The exercise -> Return each line of the data below that contains the string "block", copying every such line in full. Matching is case-sensitive.

Stored records ->
────────────────────────────────────────
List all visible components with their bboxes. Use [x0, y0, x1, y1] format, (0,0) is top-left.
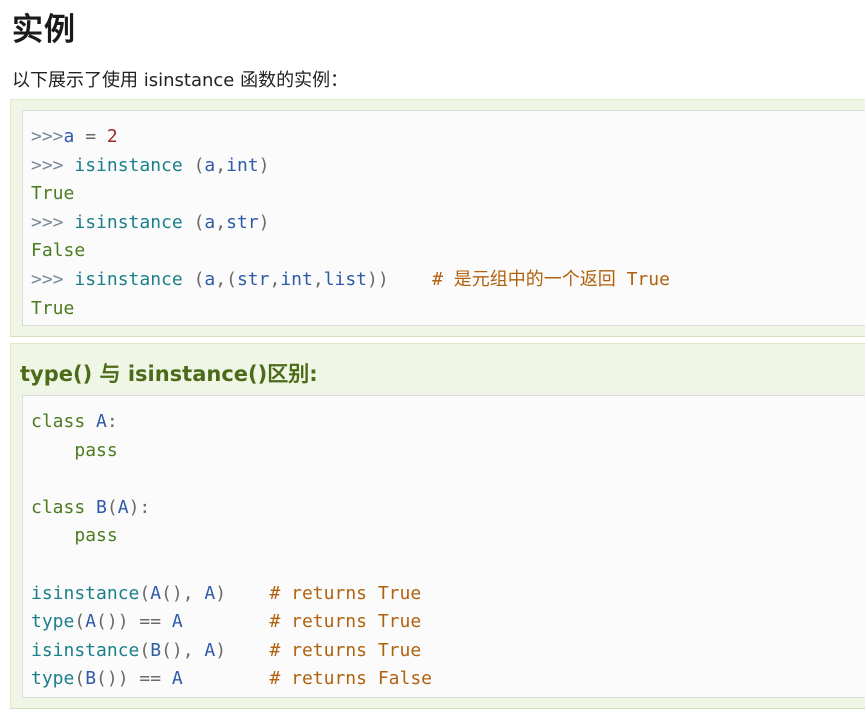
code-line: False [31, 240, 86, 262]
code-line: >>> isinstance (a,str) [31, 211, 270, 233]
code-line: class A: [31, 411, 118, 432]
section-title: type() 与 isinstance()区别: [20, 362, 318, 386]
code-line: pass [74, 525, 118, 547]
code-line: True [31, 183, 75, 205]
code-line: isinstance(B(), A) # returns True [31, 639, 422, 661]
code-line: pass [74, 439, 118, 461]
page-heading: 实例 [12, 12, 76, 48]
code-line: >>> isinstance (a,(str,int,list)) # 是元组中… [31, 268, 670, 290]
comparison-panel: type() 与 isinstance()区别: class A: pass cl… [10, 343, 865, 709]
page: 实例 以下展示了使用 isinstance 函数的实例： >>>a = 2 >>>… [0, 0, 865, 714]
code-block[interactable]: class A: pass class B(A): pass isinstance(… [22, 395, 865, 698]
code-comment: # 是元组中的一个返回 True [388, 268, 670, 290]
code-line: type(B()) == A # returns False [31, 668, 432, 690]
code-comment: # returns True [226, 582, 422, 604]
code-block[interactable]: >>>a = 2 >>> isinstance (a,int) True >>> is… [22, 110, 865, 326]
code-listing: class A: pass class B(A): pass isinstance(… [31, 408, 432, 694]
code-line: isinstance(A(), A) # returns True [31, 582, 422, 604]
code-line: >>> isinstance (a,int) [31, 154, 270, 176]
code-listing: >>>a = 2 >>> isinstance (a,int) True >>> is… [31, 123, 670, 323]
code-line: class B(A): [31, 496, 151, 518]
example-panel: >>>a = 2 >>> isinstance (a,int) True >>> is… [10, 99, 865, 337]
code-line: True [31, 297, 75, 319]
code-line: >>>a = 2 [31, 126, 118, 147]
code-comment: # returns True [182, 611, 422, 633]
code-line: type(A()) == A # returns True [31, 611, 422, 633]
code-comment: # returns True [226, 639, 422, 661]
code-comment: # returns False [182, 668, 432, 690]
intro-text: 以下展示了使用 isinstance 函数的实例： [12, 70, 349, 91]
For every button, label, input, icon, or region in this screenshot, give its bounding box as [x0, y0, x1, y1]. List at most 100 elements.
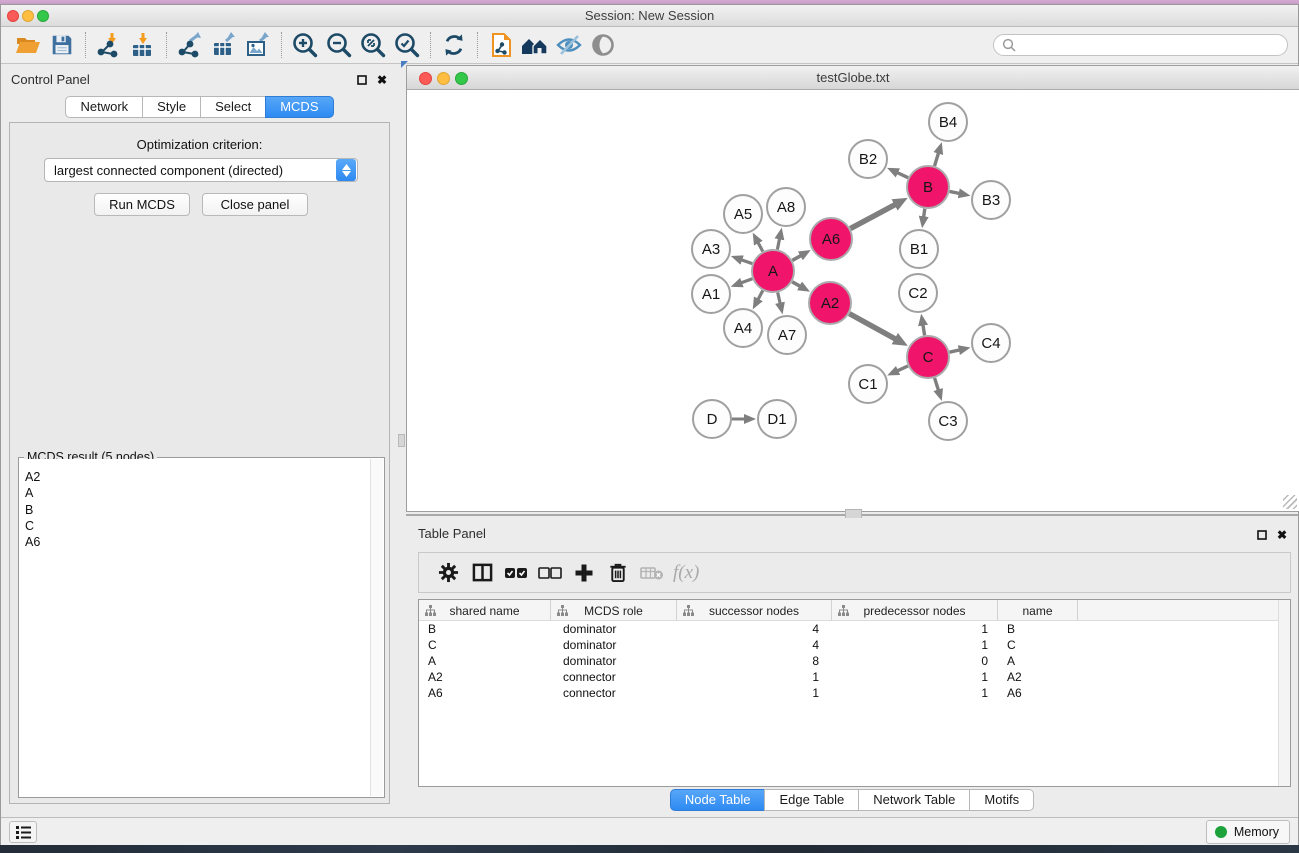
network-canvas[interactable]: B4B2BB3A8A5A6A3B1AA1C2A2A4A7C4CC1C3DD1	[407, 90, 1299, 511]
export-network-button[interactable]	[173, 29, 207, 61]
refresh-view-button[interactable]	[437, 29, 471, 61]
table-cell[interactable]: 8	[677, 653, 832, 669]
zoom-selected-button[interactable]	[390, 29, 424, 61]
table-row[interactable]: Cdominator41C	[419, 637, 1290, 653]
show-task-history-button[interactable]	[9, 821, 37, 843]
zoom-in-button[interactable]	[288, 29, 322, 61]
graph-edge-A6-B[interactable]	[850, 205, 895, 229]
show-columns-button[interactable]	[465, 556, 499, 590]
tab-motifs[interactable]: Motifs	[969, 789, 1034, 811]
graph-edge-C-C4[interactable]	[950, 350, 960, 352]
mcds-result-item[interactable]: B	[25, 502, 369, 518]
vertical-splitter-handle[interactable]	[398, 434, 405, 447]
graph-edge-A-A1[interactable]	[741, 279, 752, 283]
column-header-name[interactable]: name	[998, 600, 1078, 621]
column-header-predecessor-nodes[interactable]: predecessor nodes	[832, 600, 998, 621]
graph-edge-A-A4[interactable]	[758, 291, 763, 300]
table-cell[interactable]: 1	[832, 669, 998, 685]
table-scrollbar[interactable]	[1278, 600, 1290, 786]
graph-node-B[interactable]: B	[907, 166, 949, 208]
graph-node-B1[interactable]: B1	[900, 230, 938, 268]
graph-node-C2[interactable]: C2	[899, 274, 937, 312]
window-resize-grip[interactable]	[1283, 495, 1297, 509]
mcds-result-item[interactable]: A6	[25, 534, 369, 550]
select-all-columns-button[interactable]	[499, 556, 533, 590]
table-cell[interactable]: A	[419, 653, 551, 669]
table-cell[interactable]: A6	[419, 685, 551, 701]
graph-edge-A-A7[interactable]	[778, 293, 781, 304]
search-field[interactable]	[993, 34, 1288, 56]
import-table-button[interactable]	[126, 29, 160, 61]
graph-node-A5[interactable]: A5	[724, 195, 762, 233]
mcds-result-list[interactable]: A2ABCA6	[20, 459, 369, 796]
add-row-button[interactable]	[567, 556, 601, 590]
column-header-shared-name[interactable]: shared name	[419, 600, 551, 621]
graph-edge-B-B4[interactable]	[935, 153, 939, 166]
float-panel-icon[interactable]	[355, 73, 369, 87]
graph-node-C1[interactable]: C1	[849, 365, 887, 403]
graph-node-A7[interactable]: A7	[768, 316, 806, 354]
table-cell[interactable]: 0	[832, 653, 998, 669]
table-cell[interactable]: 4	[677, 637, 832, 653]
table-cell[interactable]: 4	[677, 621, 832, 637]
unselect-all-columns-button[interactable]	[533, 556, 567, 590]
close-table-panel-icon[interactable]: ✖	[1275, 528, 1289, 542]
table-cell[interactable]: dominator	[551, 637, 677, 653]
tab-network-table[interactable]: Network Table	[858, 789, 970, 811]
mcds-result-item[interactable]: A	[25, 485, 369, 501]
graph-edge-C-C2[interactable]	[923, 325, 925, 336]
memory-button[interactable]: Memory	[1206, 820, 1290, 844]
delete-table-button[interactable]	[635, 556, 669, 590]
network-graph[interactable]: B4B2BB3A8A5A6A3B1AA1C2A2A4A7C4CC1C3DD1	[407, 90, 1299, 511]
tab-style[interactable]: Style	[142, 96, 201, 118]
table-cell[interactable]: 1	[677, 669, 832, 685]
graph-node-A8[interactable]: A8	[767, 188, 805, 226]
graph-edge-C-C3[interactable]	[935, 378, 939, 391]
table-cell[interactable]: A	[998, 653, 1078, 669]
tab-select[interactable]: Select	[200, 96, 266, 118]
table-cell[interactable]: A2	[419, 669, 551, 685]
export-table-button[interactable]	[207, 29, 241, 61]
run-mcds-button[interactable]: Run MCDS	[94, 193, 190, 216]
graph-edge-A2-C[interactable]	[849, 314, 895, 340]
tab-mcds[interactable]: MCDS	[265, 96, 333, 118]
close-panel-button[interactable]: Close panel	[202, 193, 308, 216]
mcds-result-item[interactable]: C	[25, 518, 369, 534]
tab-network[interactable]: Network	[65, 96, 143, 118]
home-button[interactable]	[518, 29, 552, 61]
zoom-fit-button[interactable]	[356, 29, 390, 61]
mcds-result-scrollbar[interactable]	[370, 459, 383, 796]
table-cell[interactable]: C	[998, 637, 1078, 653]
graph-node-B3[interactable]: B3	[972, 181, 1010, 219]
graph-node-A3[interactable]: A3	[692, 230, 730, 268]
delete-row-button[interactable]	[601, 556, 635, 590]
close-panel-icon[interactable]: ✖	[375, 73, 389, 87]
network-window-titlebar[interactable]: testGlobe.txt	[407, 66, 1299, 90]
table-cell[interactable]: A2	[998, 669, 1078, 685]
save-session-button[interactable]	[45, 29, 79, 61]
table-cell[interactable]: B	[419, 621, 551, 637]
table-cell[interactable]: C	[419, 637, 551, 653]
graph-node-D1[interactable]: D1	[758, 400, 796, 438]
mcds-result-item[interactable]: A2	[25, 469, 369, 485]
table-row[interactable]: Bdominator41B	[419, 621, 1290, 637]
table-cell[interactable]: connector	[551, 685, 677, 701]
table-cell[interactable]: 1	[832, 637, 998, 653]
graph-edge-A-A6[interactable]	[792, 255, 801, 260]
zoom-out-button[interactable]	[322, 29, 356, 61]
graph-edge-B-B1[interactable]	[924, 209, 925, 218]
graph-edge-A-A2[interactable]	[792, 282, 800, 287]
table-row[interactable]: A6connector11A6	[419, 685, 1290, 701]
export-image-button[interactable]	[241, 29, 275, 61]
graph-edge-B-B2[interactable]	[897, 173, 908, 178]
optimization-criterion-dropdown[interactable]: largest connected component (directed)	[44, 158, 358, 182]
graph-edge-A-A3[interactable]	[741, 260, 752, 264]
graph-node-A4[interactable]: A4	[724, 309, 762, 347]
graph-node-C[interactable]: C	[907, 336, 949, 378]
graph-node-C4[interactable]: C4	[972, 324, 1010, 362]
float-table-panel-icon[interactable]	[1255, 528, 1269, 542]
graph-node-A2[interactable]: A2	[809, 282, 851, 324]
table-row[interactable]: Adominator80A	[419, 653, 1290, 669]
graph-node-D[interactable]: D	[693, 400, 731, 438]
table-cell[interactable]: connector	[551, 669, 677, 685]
────────────────────────────────────────
Response ->
code-block[interactable]: class A: pass class B(A): pass isinstance(… [22, 395, 865, 698]
code-block[interactable]: >>>a = 2 >>> isinstance (a,int) True >>> is… [22, 110, 865, 326]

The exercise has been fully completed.